Work required >>
Write out, precisely and in full, each line of the material.

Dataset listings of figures
'''

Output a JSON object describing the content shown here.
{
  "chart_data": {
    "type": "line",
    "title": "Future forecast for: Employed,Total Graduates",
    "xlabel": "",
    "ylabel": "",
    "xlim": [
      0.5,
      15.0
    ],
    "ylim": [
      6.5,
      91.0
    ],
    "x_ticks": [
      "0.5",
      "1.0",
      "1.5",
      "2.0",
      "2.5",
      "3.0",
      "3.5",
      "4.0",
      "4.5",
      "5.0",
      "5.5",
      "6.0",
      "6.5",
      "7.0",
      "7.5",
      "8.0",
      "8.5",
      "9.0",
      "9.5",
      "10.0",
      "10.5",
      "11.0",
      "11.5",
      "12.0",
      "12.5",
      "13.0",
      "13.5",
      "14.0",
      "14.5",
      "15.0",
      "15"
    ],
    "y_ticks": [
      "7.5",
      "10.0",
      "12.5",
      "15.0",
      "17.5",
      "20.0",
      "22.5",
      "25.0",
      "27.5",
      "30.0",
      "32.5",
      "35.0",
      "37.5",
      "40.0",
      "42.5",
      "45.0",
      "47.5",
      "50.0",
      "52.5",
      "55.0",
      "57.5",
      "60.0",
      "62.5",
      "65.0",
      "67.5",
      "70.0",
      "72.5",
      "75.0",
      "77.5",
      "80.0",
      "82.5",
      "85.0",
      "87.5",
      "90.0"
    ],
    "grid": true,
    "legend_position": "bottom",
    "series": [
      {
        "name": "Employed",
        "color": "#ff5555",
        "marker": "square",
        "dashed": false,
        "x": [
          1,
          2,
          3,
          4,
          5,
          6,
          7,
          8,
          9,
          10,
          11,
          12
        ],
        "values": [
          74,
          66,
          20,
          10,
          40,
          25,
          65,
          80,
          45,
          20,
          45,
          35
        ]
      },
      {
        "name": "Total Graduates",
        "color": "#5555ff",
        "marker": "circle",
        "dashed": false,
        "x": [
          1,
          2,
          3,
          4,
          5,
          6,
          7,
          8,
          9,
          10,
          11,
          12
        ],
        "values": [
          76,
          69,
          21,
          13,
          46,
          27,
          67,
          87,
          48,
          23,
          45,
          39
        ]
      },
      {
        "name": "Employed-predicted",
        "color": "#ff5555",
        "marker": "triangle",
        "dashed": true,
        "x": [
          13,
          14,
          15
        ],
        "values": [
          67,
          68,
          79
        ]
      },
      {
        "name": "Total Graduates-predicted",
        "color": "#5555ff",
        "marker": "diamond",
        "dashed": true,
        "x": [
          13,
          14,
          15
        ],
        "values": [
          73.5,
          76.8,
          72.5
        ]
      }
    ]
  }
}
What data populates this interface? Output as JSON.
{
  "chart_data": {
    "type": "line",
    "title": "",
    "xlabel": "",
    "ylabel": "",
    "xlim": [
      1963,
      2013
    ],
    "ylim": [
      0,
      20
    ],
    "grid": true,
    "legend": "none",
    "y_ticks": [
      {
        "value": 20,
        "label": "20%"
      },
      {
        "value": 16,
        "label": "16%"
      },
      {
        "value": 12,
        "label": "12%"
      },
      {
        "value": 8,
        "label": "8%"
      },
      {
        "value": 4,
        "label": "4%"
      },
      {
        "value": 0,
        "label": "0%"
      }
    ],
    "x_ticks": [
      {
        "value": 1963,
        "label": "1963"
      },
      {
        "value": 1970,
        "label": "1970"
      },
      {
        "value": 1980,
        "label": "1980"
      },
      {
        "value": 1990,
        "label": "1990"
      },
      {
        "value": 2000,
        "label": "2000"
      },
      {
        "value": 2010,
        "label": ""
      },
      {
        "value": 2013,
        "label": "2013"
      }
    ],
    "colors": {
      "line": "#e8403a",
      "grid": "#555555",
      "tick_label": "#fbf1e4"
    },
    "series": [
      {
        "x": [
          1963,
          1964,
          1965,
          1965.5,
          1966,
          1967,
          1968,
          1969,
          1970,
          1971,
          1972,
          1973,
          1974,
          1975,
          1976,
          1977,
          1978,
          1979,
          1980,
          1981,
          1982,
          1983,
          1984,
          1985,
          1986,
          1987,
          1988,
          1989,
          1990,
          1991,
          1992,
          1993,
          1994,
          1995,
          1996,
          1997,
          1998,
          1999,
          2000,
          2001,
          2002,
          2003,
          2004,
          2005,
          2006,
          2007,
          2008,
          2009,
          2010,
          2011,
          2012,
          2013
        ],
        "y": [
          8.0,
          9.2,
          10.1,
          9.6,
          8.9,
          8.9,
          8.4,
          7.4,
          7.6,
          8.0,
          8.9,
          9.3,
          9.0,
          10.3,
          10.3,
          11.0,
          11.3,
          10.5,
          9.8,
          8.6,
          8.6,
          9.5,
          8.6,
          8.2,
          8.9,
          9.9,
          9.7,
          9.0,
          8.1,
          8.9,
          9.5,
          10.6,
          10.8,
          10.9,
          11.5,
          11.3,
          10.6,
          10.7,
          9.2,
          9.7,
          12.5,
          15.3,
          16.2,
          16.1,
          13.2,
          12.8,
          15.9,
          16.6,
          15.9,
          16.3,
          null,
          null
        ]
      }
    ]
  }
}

'''

Output of the task >>
Output a JSON object describing the content shown here.
{
  "chart_data": {
    "type": "line",
    "title": "Future forecast for: Employed,Total Graduates",
    "xlabel": "",
    "ylabel": "",
    "xlim": [
      0.5,
      15.0
    ],
    "ylim": [
      6.5,
      91.0
    ],
    "x_ticks": [
      "0.5",
      "1.0",
      "1.5",
      "2.0",
      "2.5",
      "3.0",
      "3.5",
      "4.0",
      "4.5",
      "5.0",
      "5.5",
      "6.0",
      "6.5",
      "7.0",
      "7.5",
      "8.0",
      "8.5",
      "9.0",
      "9.5",
      "10.0",
      "10.5",
      "11.0",
      "11.5",
      "12.0",
      "12.5",
      "13.0",
      "13.5",
      "14.0",
      "14.5",
      "15.0",
      "15"
    ],
    "y_ticks": [
      "7.5",
      "10.0",
      "12.5",
      "15.0",
      "17.5",
      "20.0",
      "22.5",
      "25.0",
      "27.5",
      "30.0",
      "32.5",
      "35.0",
      "37.5",
      "40.0",
      "42.5",
      "45.0",
      "47.5",
      "50.0",
      "52.5",
      "55.0",
      "57.5",
      "60.0",
      "62.5",
      "65.0",
      "67.5",
      "70.0",
      "72.5",
      "75.0",
      "77.5",
      "80.0",
      "82.5",
      "85.0",
      "87.5",
      "90.0"
    ],
    "grid": true,
    "legend_position": "bottom",
    "series": [
      {
        "name": "Employed",
        "color": "#ff5555",
        "marker": "square",
        "dashed": false,
        "x": [
          1,
          2,
          3,
          4,
          5,
          6,
          7,
          8,
          9,
          10,
          11,
          12
        ],
        "values": [
          74,
          66,
          20,
          10,
          40,
          25,
          65,
          80,
          45,
          20,
          45,
          35
        ]
      },
      {
        "name": "Total Graduates",
        "color": "#5555ff",
        "marker": "circle",
        "dashed": false,
        "x": [
          1,
          2,
          3,
          4,
          5,
          6,
          7,
          8,
          9,
          10,
          11,
          12
        ],
        "values": [
          76,
          69,
          21,
          13,
          46,
          27,
          67,
          87,
          48,
          23,
          45,
          39
        ]
      },
      {
        "name": "Employed-predicted",
        "color": "#ff5555",
        "marker": "triangle",
        "dashed": true,
        "x": [
          13,
          14,
          15
        ],
        "values": [
          67,
          68,
          79
        ]
      },
      {
        "name": "Total Graduates-predicted",
        "color": "#5555ff",
        "marker": "diamond",
        "dashed": true,
        "x": [
          13,
          14,
          15
        ],
        "values": [
          73.5,
          76.8,
          72.5
        ]
      }
    ]
  }
}
What data populates this interface? Output as JSON.
{
  "chart_data": {
    "type": "line",
    "title": "",
    "xlabel": "",
    "ylabel": "",
    "xlim": [
      1963,
      2013
    ],
    "ylim": [
      0,
      20
    ],
    "grid": true,
    "legend": "none",
    "y_ticks": [
      {
        "value": 20,
        "label": "20%"
      },
      {
        "value": 16,
        "label": "16%"
      },
      {
        "value": 12,
        "label": "12%"
      },
      {
        "value": 8,
        "label": "8%"
      },
      {
        "value": 4,
        "label": "4%"
      },
      {
        "value": 0,
        "label": "0%"
      }
    ],
    "x_ticks": [
      {
        "value": 1963,
        "label": "1963"
      },
      {
        "value": 1970,
        "label": "1970"
      },
      {
        "value": 1980,
        "label": "1980"
      },
      {
        "value": 1990,
        "label": "1990"
      },
      {
        "value": 2000,
        "label": "2000"
      },
      {
        "value": 2010,
        "label": ""
      },
      {
        "value": 2013,
        "label": "2013"
      }
    ],
    "colors": {
      "line": "#e8403a",
      "grid": "#555555",
      "tick_label": "#fbf1e4"
    },
    "series": [
      {
        "x": [
          1963,
          1964,
          1965,
          1965.5,
          1966,
          1967,
          1968,
          1969,
          1970,
          1971,
          1972,
          1973,
          1974,
          1975,
          1976,
          1977,
          1978,
          1979,
          1980,
          1981,
          1982,
          1983,
          1984,
          1985,
          1986,
          1987,
          1988,
          1989,
          1990,
          1991,
          1992,
          1993,
          1994,
          1995,
          1996,
          1997,
          1998,
          1999,
          2000,
          2001,
          2002,
          2003,
          2004,
          2005,
          2006,
          2007,
          2008,
          2009,
          2010,
          2011,
          2012,
          2013
        ],
        "y": [
          8.0,
          9.2,
          10.1,
          9.6,
          8.9,
          8.9,
          8.4,
          7.4,
          7.6,
          8.0,
          8.9,
          9.3,
          9.0,
          10.3,
          10.3,
          11.0,
          11.3,
          10.5,
          9.8,
          8.6,
          8.6,
          9.5,
          8.6,
          8.2,
          8.9,
          9.9,
          9.7,
          9.0,
          8.1,
          8.9,
          9.5,
          10.6,
          10.8,
          10.9,
          11.5,
          11.3,
          10.6,
          10.7,
          9.2,
          9.7,
          12.5,
          15.3,
          16.2,
          16.1,
          13.2,
          12.8,
          15.9,
          16.6,
          15.9,
          16.3,
          null,
          null
        ]
      }
    ]
  }
}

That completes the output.